◆ WRITTEN INSTRUCTION ◆
Extract every line that contains the word "with".

(Lines of data)
* Start *

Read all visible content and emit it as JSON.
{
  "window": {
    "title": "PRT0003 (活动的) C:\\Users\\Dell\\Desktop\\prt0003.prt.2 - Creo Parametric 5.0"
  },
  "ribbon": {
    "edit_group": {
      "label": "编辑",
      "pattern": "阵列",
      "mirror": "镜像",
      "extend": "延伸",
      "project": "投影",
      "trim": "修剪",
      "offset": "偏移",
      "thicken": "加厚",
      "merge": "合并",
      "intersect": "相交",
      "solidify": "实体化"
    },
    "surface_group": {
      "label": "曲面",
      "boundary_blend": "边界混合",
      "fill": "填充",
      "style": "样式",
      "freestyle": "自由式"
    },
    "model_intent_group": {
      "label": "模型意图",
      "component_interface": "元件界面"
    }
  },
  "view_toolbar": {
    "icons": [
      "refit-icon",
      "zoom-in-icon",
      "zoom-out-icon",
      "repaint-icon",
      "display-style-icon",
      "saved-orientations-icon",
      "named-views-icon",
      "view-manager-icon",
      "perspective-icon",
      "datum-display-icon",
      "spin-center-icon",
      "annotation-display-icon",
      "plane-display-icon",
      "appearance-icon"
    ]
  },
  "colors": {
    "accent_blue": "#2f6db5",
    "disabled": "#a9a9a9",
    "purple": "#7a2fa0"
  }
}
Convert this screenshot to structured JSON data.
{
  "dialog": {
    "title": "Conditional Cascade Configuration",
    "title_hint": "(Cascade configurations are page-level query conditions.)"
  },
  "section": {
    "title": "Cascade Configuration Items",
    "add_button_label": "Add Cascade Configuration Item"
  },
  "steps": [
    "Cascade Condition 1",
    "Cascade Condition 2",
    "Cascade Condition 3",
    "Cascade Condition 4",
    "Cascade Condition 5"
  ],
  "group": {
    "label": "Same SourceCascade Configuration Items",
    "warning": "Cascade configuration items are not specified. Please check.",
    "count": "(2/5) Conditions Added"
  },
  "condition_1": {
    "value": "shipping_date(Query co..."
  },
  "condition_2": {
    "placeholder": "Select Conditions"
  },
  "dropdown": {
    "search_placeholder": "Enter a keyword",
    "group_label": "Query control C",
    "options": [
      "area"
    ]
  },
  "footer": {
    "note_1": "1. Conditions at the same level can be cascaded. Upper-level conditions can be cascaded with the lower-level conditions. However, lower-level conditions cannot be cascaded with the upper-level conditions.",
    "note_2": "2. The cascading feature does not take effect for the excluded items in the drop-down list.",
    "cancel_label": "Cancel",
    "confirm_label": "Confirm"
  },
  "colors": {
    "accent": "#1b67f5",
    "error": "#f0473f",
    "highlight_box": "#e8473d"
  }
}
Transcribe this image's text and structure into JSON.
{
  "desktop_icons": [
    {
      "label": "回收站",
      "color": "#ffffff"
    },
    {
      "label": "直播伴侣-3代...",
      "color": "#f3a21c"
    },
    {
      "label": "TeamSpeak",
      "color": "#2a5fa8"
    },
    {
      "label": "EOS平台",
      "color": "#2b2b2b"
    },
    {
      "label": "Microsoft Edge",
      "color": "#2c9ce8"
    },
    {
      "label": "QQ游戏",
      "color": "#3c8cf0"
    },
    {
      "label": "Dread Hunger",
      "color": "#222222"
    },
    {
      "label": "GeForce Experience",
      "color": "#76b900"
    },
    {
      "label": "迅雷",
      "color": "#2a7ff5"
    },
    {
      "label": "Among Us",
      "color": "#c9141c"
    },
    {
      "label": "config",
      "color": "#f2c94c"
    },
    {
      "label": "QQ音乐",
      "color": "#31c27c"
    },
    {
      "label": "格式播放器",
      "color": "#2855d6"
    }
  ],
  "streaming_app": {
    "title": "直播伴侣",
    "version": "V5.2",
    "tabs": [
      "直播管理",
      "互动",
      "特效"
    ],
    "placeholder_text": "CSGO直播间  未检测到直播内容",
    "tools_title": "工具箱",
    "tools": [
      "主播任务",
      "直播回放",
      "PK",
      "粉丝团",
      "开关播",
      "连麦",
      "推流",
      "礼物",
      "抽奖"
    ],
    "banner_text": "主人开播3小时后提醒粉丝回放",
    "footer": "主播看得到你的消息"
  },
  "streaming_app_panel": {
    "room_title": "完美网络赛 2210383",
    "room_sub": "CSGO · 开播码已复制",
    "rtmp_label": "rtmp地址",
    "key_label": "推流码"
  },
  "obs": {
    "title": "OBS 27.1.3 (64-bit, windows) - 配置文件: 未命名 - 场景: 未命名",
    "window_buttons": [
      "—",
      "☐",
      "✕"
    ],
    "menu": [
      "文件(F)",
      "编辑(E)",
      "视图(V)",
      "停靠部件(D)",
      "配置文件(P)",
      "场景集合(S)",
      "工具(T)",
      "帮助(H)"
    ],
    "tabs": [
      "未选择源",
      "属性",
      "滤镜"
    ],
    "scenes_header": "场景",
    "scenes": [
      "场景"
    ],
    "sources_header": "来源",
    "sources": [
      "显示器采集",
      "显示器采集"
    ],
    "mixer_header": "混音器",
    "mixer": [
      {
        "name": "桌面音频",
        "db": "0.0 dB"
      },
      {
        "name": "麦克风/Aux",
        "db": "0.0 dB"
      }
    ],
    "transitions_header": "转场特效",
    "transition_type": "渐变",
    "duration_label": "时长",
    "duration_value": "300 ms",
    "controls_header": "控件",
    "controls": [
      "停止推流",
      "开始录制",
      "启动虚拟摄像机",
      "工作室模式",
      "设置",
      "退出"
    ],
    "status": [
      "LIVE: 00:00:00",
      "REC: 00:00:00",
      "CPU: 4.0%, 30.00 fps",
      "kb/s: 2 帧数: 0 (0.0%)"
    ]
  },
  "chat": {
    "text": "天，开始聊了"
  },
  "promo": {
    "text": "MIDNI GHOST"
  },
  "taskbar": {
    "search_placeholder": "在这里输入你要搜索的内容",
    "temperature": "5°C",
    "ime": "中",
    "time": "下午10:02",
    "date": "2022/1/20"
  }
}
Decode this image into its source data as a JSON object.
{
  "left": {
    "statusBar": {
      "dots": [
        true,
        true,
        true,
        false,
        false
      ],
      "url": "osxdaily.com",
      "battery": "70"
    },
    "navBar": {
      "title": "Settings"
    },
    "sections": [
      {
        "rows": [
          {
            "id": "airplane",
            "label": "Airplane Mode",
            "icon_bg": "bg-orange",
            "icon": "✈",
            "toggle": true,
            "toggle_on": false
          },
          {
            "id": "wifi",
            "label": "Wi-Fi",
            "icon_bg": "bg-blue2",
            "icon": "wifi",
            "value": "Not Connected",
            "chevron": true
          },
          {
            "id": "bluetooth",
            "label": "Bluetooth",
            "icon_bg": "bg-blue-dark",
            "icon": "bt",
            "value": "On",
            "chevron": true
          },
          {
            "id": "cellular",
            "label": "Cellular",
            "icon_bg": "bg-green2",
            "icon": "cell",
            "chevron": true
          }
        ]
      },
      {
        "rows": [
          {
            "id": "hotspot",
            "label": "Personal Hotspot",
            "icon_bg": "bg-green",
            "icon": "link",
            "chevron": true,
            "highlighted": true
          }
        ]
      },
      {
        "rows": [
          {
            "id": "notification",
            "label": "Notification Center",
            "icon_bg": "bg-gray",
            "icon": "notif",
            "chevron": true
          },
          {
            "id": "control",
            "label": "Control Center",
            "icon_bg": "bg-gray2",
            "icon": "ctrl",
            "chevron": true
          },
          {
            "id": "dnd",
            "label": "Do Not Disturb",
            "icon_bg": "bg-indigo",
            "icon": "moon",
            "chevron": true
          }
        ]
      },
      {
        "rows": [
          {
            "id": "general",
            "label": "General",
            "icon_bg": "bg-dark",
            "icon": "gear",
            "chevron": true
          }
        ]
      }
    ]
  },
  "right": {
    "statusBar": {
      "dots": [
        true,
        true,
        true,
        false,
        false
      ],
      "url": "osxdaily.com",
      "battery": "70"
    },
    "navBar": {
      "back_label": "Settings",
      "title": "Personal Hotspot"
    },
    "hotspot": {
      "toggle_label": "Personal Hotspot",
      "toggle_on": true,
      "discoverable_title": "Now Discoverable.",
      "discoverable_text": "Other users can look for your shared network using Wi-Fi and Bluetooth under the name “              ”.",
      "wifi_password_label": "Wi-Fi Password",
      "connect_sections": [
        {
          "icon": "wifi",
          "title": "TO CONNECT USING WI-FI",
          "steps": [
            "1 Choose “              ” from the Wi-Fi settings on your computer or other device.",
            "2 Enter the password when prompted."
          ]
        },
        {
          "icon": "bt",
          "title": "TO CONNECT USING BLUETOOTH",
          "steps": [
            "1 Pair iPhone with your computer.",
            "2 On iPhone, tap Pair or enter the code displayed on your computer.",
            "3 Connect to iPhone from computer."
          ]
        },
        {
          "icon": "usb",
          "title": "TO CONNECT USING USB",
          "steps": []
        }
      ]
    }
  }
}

* End *

◆ ANSWER TO THIS PROBLEM ◆
    "note_1": "1. Conditions at the same level can be cascaded. Upper-level conditions can be cascaded with the lower-level conditions. However, lower-level conditions cannot be cascaded with the upper-level conditions.",
            "1 Pair iPhone with your computer.",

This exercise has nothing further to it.